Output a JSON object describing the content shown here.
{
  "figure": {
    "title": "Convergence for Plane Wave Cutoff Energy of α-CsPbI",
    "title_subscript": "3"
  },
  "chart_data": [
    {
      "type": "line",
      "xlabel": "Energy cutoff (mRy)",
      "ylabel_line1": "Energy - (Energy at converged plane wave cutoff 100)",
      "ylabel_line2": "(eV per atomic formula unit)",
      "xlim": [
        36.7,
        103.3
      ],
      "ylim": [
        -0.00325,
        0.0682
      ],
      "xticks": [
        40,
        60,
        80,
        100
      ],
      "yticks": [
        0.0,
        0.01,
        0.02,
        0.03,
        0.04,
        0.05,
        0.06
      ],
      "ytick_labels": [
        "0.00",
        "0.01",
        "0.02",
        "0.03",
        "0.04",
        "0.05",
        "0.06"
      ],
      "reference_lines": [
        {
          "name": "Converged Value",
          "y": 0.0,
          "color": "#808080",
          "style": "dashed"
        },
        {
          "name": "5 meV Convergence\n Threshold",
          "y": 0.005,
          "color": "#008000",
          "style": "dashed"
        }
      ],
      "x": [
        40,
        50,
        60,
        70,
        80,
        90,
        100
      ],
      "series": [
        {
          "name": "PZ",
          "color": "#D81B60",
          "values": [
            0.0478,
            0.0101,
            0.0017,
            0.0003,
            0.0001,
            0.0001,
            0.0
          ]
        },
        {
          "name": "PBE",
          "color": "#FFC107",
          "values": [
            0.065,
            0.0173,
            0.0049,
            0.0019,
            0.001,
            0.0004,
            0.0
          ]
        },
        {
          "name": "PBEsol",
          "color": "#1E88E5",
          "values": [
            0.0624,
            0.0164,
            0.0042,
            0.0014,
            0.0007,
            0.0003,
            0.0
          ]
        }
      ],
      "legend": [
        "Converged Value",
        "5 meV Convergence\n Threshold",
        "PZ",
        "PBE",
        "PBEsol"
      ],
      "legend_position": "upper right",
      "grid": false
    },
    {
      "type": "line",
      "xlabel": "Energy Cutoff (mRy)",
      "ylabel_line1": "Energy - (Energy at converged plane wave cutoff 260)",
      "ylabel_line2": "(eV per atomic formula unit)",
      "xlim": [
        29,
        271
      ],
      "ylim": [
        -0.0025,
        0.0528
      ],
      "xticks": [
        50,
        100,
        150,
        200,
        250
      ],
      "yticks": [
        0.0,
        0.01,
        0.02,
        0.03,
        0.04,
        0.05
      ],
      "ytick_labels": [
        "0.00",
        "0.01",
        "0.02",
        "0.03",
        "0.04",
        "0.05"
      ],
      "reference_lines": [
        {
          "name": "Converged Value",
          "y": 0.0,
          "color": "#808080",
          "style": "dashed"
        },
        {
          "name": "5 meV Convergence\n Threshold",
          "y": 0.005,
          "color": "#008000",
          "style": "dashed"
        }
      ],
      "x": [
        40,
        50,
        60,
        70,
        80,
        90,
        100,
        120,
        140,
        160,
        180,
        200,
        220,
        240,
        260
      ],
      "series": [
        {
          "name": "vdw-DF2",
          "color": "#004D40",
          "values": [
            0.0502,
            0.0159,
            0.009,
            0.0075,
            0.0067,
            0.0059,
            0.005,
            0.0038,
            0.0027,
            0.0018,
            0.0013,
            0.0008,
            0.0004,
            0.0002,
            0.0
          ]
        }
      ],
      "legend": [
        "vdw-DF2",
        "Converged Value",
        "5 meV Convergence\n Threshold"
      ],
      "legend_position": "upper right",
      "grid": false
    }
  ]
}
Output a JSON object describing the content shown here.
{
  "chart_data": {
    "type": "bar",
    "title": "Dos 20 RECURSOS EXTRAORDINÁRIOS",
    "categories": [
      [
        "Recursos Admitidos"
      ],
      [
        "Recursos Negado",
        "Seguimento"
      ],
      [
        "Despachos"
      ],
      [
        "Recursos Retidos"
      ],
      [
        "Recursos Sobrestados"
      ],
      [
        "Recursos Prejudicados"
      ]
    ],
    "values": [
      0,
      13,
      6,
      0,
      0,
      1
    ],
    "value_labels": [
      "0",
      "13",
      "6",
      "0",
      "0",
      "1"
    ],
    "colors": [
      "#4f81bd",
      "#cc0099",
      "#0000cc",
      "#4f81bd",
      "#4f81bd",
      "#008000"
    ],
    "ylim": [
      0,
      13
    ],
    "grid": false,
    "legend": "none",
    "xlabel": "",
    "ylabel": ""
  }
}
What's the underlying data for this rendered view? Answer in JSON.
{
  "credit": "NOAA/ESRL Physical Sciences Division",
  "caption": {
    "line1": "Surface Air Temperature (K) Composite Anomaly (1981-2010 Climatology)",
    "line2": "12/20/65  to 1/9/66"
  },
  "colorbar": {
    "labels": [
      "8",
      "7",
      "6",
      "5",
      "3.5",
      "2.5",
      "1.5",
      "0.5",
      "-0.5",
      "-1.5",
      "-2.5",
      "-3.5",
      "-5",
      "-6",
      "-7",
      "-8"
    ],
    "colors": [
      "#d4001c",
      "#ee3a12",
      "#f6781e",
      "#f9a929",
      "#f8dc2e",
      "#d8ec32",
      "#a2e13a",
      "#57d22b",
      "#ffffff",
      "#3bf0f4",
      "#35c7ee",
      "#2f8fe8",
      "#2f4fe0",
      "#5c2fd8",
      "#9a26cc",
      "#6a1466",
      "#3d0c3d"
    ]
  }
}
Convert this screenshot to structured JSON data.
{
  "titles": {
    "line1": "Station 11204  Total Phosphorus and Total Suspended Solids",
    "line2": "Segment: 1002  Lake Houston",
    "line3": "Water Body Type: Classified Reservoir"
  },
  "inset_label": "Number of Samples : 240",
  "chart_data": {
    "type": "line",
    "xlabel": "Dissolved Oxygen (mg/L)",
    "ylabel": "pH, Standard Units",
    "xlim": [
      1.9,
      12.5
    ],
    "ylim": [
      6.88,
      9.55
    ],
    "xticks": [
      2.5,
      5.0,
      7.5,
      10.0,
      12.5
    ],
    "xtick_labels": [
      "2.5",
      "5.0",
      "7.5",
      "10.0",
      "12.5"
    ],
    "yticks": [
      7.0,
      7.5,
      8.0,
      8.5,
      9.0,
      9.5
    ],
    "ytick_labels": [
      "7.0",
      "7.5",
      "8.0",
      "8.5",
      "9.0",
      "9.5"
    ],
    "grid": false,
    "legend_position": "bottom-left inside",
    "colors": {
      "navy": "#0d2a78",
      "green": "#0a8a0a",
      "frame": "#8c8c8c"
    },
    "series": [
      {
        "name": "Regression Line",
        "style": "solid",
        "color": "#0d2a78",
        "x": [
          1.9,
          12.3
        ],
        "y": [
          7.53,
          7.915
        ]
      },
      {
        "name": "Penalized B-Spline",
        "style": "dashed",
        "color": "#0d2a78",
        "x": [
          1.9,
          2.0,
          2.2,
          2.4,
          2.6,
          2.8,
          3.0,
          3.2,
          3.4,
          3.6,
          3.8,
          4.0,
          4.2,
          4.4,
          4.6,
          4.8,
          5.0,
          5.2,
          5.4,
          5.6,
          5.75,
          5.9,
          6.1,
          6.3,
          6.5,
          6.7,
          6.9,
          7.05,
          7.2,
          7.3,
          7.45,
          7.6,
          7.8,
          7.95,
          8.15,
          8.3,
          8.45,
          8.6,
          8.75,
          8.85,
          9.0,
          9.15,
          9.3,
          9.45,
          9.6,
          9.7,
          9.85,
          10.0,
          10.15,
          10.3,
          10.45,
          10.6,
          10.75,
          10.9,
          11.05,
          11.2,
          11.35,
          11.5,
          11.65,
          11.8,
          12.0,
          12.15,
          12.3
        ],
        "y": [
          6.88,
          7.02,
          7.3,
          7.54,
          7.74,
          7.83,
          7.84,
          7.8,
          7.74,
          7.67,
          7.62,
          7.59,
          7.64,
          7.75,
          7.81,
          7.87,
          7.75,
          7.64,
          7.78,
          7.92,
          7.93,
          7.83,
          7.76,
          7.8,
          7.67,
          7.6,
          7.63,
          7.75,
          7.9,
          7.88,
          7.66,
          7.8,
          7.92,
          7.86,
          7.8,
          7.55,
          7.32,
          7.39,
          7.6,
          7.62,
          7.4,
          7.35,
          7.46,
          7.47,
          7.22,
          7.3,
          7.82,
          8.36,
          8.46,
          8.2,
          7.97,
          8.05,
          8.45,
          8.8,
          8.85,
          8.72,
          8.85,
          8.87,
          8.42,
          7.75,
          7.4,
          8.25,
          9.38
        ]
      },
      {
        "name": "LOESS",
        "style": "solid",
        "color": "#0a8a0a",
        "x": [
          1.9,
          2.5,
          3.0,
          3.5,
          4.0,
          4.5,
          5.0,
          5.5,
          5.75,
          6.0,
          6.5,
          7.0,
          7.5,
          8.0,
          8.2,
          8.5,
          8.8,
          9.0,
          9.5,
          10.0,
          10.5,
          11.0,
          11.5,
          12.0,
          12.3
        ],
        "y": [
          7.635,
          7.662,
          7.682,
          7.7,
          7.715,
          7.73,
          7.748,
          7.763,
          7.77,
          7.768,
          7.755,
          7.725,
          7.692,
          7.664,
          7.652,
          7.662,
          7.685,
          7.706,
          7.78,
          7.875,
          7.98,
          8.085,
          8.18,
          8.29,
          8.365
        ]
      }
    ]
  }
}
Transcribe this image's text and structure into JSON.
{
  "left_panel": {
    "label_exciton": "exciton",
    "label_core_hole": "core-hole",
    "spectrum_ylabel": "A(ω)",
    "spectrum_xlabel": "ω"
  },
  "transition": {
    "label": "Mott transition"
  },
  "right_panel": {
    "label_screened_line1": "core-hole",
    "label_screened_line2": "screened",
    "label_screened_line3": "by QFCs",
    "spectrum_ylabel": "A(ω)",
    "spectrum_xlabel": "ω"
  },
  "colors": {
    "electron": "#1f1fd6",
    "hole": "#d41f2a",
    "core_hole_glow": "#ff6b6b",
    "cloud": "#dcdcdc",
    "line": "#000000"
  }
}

====

→ **What you need to do**:
Each line from the one containing "Transcribe this image's" to the final line of the entries above must be returned exactly, and no other line may appear.

→ **Exercise answer**:
Transcribe this image's text and structure into JSON.
{
  "left_panel": {
    "label_exciton": "exciton",
    "label_core_hole": "core-hole",
    "spectrum_ylabel": "A(ω)",
    "spectrum_xlabel": "ω"
  },
  "transition": {
    "label": "Mott transition"
  },
  "right_panel": {
    "label_screened_line1": "core-hole",
    "label_screened_line2": "screened",
    "label_screened_line3": "by QFCs",
    "spectrum_ylabel": "A(ω)",
    "spectrum_xlabel": "ω"
  },
  "colors": {
    "electron": "#1f1fd6",
    "hole": "#d41f2a",
    "core_hole_glow": "#ff6b6b",
    "cloud": "#dcdcdc",
    "line": "#000000"
  }
}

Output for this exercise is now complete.